DATA SHOWN:
_____
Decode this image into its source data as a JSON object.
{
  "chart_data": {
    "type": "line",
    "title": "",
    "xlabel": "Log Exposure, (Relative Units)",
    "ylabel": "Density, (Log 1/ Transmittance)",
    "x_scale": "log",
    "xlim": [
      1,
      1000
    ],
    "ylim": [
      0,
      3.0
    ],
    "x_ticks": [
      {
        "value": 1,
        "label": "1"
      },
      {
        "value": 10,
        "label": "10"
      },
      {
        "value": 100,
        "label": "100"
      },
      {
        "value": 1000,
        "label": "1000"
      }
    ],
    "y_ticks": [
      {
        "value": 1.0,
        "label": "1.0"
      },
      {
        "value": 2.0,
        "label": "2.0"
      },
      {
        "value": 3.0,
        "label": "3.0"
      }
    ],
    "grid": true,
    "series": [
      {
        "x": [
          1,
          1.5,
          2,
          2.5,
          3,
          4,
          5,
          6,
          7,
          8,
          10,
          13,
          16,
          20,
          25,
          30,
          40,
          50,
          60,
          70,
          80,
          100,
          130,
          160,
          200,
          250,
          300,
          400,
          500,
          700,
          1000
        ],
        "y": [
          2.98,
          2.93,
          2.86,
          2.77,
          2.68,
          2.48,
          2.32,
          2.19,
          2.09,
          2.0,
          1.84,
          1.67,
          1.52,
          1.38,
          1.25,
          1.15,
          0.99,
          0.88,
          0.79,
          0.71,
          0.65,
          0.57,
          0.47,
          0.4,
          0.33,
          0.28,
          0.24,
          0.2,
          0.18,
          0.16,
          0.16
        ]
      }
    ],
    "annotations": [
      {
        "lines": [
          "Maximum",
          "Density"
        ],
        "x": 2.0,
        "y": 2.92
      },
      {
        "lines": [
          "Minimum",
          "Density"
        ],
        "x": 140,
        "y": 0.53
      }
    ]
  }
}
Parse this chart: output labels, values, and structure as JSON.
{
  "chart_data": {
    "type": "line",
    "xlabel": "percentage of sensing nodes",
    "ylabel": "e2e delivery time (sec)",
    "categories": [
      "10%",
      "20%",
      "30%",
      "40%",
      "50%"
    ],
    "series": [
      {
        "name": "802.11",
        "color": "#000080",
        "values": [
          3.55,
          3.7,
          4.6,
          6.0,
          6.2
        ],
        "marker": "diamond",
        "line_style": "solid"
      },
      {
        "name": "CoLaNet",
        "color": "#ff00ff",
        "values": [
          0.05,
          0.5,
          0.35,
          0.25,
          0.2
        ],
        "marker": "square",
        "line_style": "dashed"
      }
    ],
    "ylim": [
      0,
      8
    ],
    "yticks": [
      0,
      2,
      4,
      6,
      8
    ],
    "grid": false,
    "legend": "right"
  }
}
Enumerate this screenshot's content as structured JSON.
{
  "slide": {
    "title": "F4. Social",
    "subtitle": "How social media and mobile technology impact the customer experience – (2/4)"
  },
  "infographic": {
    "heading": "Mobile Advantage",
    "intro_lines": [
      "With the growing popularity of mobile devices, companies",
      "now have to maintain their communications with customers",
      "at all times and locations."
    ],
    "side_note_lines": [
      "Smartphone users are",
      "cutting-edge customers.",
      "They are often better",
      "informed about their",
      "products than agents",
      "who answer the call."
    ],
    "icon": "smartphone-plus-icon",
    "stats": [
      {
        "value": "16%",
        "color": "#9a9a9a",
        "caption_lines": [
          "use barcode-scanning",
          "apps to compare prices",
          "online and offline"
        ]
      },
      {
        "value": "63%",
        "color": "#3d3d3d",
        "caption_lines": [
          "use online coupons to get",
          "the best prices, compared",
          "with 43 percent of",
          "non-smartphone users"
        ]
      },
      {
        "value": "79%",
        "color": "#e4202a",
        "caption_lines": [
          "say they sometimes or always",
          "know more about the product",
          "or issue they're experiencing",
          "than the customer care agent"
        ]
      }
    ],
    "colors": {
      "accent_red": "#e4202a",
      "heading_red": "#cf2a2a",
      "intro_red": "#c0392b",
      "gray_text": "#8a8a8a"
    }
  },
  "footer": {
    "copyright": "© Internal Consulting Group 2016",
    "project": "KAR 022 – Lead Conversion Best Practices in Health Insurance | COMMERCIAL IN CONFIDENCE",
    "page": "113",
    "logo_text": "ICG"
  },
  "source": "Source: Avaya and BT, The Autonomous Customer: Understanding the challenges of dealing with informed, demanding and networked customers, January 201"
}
_____
THE TASK: Find every line in the listing that holds the string "customers", then say how many there are as a bare number.

EXERCISE ANSWER: 3